Provided records:
**********
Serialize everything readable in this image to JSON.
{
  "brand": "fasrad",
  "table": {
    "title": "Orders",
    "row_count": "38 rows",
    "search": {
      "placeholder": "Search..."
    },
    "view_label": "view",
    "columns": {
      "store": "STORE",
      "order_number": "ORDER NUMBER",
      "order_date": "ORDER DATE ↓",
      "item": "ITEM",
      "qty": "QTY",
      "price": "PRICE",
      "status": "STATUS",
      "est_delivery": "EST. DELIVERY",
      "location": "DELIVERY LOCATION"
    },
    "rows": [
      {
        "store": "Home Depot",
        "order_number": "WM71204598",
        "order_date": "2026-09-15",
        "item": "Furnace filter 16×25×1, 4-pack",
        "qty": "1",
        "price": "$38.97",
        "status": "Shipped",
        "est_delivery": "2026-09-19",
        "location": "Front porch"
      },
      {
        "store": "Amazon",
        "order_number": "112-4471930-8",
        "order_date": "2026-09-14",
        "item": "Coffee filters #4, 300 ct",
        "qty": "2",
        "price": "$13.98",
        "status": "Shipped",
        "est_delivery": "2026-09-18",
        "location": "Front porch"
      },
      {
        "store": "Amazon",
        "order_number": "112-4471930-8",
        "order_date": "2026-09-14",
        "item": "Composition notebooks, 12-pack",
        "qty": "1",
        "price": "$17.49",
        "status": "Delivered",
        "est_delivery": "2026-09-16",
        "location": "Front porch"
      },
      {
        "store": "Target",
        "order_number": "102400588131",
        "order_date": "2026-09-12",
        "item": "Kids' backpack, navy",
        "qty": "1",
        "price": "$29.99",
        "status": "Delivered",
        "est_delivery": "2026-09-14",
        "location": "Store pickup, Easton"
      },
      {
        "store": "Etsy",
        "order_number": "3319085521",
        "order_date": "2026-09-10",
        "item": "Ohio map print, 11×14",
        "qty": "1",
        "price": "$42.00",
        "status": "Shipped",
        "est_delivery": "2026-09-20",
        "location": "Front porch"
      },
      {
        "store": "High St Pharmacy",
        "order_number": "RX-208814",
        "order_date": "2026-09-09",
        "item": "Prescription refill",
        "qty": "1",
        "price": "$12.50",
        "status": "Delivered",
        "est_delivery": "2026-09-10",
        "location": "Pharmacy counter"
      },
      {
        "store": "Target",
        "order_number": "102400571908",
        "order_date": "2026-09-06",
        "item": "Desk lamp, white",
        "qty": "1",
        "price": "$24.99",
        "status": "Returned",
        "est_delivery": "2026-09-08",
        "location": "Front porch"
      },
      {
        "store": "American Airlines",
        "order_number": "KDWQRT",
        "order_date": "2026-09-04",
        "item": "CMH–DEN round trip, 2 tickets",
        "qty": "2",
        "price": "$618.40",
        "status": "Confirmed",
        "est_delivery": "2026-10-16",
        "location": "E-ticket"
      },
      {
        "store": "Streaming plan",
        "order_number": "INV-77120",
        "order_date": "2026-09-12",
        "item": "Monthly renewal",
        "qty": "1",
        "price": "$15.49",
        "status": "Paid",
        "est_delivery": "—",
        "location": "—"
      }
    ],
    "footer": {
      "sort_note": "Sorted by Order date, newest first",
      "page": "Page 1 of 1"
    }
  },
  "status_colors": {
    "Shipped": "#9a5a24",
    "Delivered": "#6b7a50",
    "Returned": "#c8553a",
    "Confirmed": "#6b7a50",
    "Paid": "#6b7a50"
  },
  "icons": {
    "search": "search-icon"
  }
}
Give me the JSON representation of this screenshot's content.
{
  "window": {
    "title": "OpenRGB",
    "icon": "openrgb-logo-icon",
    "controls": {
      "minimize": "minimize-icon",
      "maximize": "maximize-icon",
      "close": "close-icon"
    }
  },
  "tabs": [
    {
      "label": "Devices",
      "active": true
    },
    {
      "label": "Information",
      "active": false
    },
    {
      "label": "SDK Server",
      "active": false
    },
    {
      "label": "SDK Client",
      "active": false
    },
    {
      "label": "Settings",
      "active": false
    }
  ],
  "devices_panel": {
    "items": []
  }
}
**********
Exercise:
In the entries above, count each line that holds "Confirmed". Give the total and nothing else.

Full solution:
2